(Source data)
— START —

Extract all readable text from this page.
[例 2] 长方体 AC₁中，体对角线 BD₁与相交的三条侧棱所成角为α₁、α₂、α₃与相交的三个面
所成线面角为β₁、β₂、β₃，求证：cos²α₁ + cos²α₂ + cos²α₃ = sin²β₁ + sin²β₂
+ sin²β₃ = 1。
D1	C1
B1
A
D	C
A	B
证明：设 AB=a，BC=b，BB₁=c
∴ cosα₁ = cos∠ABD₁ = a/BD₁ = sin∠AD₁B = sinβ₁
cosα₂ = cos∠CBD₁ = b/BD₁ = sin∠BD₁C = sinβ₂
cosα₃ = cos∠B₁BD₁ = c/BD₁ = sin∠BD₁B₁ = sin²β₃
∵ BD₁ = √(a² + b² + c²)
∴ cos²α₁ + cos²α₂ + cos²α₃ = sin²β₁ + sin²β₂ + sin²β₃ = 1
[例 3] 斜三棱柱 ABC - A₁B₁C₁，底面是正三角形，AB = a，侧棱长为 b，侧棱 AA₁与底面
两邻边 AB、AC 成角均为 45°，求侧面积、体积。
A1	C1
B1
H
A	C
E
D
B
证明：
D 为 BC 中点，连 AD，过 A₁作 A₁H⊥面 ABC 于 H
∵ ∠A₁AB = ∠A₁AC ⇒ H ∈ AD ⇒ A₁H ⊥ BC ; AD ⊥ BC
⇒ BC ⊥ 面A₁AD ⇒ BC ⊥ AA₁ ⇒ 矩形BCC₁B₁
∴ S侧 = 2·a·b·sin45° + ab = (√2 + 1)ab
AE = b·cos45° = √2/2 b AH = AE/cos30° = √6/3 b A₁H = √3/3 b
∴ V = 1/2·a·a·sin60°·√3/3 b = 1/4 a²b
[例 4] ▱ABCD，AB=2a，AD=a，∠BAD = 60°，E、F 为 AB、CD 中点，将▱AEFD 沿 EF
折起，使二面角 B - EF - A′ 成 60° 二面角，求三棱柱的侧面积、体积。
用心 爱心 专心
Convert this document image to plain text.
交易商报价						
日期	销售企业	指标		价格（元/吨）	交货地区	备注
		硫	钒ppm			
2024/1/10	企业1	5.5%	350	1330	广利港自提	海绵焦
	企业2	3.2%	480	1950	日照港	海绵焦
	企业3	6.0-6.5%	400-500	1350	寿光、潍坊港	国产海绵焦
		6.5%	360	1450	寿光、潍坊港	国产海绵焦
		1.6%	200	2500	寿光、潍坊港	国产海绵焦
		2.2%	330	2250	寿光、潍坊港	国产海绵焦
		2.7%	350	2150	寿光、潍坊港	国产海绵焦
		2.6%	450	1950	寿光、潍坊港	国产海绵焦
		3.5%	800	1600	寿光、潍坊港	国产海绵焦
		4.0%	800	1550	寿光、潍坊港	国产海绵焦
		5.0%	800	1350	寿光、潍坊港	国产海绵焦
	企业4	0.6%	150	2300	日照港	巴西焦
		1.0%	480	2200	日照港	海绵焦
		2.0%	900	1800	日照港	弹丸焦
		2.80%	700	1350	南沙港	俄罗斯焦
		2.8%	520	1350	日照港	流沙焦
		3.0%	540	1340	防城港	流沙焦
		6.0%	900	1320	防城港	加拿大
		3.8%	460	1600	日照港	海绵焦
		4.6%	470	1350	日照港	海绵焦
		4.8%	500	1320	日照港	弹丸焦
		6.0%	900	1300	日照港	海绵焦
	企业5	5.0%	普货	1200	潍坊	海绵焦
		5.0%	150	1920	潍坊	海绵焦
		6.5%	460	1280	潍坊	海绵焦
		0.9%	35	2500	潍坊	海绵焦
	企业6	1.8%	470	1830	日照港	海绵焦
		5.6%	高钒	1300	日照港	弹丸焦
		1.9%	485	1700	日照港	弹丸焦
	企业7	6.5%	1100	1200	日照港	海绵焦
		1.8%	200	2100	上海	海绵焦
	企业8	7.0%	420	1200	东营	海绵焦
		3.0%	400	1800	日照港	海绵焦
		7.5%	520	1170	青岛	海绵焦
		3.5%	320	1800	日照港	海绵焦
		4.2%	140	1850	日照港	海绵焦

— END —

**Your objective:** Repeat every record, keeping each word and mark exactly as it is.

**Expected output:**
Extract all readable text from this page.
[例 2] 长方体 AC₁中，体对角线 BD₁与相交的三条侧棱所成角为α₁、α₂、α₃与相交的三个面
所成线面角为β₁、β₂、β₃，求证：cos²α₁ + cos²α₂ + cos²α₃ = sin²β₁ + sin²β₂
+ sin²β₃ = 1。
D1	C1
B1
A
D	C
A	B
证明：设 AB=a，BC=b，BB₁=c
∴ cosα₁ = cos∠ABD₁ = a/BD₁ = sin∠AD₁B = sinβ₁
cosα₂ = cos∠CBD₁ = b/BD₁ = sin∠BD₁C = sinβ₂
cosα₃ = cos∠B₁BD₁ = c/BD₁ = sin∠BD₁B₁ = sin²β₃
∵ BD₁ = √(a² + b² + c²)
∴ cos²α₁ + cos²α₂ + cos²α₃ = sin²β₁ + sin²β₂ + sin²β₃ = 1
[例 3] 斜三棱柱 ABC - A₁B₁C₁，底面是正三角形，AB = a，侧棱长为 b，侧棱 AA₁与底面
两邻边 AB、AC 成角均为 45°，求侧面积、体积。
A1	C1
B1
H
A	C
E
D
B
证明：
D 为 BC 中点，连 AD，过 A₁作 A₁H⊥面 ABC 于 H
∵ ∠A₁AB = ∠A₁AC ⇒ H ∈ AD ⇒ A₁H ⊥ BC ; AD ⊥ BC
⇒ BC ⊥ 面A₁AD ⇒ BC ⊥ AA₁ ⇒ 矩形BCC₁B₁
∴ S侧 = 2·a·b·sin45° + ab = (√2 + 1)ab
AE = b·cos45° = √2/2 b AH = AE/cos30° = √6/3 b A₁H = √3/3 b
∴ V = 1/2·a·a·sin60°·√3/3 b = 1/4 a²b
[例 4] ▱ABCD，AB=2a，AD=a，∠BAD = 60°，E、F 为 AB、CD 中点，将▱AEFD 沿 EF
折起，使二面角 B - EF - A′ 成 60° 二面角，求三棱柱的侧面积、体积。
用心 爱心 专心
Convert this document image to plain text.
交易商报价						
日期	销售企业	指标		价格（元/吨）	交货地区	备注
		硫	钒ppm			
2024/1/10	企业1	5.5%	350	1330	广利港自提	海绵焦
	企业2	3.2%	480	1950	日照港	海绵焦
	企业3	6.0-6.5%	400-500	1350	寿光、潍坊港	国产海绵焦
		6.5%	360	1450	寿光、潍坊港	国产海绵焦
		1.6%	200	2500	寿光、潍坊港	国产海绵焦
		2.2%	330	2250	寿光、潍坊港	国产海绵焦
		2.7%	350	2150	寿光、潍坊港	国产海绵焦
		2.6%	450	1950	寿光、潍坊港	国产海绵焦
		3.5%	800	1600	寿光、潍坊港	国产海绵焦
		4.0%	800	1550	寿光、潍坊港	国产海绵焦
		5.0%	800	1350	寿光、潍坊港	国产海绵焦
	企业4	0.6%	150	2300	日照港	巴西焦
		1.0%	480	2200	日照港	海绵焦
		2.0%	900	1800	日照港	弹丸焦
		2.80%	700	1350	南沙港	俄罗斯焦
		2.8%	520	1350	日照港	流沙焦
		3.0%	540	1340	防城港	流沙焦
		6.0%	900	1320	防城港	加拿大
		3.8%	460	1600	日照港	海绵焦
		4.6%	470	1350	日照港	海绵焦
		4.8%	500	1320	日照港	弹丸焦
		6.0%	900	1300	日照港	海绵焦
	企业5	5.0%	普货	1200	潍坊	海绵焦
		5.0%	150	1920	潍坊	海绵焦
		6.5%	460	1280	潍坊	海绵焦
		0.9%	35	2500	潍坊	海绵焦
	企业6	1.8%	470	1830	日照港	海绵焦
		5.6%	高钒	1300	日照港	弹丸焦
		1.9%	485	1700	日照港	弹丸焦
	企业7	6.5%	1100	1200	日照港	海绵焦
		1.8%	200	2100	上海	海绵焦
	企业8	7.0%	420	1200	东营	海绵焦
		3.0%	400	1800	日照港	海绵焦
		7.5%	520	1170	青岛	海绵焦
		3.5%	320	1800	日照港	海绵焦
		4.2%	140	1850	日照港	海绵焦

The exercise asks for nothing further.